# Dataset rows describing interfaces
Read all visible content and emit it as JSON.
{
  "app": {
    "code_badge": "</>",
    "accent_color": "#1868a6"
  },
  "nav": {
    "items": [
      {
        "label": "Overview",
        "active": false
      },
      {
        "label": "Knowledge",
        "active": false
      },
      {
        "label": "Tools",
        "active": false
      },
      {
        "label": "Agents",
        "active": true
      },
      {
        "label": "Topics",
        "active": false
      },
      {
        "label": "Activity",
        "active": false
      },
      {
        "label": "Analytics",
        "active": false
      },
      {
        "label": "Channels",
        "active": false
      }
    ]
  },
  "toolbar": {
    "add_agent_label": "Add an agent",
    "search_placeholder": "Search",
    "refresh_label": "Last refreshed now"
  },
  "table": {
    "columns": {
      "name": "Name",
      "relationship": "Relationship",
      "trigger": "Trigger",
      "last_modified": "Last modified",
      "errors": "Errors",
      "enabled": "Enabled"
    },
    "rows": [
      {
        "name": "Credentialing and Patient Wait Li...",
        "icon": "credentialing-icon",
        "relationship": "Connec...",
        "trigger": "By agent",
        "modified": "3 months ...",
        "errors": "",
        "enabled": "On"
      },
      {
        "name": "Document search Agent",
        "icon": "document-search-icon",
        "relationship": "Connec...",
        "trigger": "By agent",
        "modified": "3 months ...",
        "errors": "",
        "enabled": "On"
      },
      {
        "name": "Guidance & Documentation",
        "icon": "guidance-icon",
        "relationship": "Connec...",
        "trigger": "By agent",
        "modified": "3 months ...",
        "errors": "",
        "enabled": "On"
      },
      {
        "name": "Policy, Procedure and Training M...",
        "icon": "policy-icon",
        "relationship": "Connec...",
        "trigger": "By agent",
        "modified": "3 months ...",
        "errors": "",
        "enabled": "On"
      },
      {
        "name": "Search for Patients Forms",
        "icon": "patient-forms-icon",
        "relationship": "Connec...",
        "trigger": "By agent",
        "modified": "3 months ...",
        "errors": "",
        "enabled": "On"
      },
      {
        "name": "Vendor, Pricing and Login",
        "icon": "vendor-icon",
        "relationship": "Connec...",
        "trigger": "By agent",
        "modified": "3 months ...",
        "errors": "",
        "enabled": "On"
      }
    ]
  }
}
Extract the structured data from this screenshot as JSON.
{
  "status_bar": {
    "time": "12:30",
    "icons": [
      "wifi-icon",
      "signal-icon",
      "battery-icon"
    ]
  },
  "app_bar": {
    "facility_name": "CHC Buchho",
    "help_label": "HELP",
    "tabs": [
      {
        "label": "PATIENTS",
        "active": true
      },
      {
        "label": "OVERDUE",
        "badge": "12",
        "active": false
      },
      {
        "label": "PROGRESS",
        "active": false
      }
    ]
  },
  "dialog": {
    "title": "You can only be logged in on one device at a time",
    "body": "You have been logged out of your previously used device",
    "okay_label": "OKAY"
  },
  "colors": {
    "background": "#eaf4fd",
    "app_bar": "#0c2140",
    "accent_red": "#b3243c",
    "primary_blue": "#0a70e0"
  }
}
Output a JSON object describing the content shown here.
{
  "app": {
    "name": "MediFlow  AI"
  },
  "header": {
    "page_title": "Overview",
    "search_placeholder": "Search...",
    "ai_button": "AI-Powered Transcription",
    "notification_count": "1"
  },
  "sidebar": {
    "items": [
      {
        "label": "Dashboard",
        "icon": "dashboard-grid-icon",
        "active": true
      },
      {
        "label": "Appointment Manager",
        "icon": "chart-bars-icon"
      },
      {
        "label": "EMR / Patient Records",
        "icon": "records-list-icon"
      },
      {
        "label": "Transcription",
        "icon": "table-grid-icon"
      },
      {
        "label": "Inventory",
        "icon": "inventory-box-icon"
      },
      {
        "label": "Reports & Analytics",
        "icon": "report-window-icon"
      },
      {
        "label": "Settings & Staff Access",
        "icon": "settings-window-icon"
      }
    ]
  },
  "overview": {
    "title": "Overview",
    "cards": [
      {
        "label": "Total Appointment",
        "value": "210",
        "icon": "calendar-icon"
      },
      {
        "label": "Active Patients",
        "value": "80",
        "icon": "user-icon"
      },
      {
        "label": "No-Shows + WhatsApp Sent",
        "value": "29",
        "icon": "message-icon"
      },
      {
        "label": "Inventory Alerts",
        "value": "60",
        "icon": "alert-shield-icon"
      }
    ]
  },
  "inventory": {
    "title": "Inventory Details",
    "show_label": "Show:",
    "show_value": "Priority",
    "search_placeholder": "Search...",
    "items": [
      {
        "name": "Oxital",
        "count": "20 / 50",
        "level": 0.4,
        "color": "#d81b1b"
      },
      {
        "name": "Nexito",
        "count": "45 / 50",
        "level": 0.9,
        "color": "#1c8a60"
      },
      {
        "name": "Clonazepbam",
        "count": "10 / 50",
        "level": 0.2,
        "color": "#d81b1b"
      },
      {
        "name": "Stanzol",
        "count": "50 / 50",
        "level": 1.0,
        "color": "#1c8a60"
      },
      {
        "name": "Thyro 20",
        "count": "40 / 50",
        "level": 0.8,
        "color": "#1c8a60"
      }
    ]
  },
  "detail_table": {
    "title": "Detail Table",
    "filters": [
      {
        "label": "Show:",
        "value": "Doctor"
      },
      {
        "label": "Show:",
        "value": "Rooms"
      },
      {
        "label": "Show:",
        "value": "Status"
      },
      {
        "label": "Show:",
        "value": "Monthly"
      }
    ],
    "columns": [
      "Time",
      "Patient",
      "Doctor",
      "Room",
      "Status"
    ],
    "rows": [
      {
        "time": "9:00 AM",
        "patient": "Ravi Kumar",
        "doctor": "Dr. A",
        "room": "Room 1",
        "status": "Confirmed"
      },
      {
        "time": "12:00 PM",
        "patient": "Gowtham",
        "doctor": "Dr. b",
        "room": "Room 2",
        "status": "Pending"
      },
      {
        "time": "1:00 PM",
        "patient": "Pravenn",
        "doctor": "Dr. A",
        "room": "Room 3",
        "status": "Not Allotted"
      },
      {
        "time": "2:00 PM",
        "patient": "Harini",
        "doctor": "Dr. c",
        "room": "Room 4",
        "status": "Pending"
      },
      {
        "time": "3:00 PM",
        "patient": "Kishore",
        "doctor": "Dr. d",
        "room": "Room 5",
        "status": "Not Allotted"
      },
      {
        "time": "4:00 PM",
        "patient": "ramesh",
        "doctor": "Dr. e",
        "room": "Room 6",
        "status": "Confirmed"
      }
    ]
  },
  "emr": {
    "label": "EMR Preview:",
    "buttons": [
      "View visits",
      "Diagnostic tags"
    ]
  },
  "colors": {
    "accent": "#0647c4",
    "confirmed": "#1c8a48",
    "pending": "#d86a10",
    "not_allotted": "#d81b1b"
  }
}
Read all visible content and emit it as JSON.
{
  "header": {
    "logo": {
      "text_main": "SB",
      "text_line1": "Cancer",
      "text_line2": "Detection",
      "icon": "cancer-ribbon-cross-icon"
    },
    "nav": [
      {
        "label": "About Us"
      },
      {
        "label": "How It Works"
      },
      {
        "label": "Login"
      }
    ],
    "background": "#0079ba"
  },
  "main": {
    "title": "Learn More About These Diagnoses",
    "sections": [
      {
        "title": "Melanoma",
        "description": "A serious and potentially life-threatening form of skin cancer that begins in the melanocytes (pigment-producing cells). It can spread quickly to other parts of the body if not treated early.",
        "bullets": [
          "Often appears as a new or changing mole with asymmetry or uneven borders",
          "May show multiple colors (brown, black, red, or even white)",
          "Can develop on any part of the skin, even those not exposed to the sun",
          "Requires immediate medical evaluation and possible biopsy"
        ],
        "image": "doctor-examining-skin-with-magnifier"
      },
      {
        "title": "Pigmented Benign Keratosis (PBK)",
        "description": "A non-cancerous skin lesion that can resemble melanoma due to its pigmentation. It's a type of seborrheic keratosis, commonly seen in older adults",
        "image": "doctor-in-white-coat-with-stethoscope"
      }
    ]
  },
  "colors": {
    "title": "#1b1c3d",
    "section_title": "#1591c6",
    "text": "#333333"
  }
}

# Exercise objective
If a line of the records above holds the word "that", show it.

# Answer to this task
        "description": "A serious and potentially life-threatening form of skin cancer that begins in the melanocytes (pigment-producing cells). It can spread quickly to other parts of the body if not treated early.",
        "description": "A non-cancerous skin lesion that can resemble melanoma due to its pigmentation. It's a type of seborrheic keratosis, commonly seen in older adults",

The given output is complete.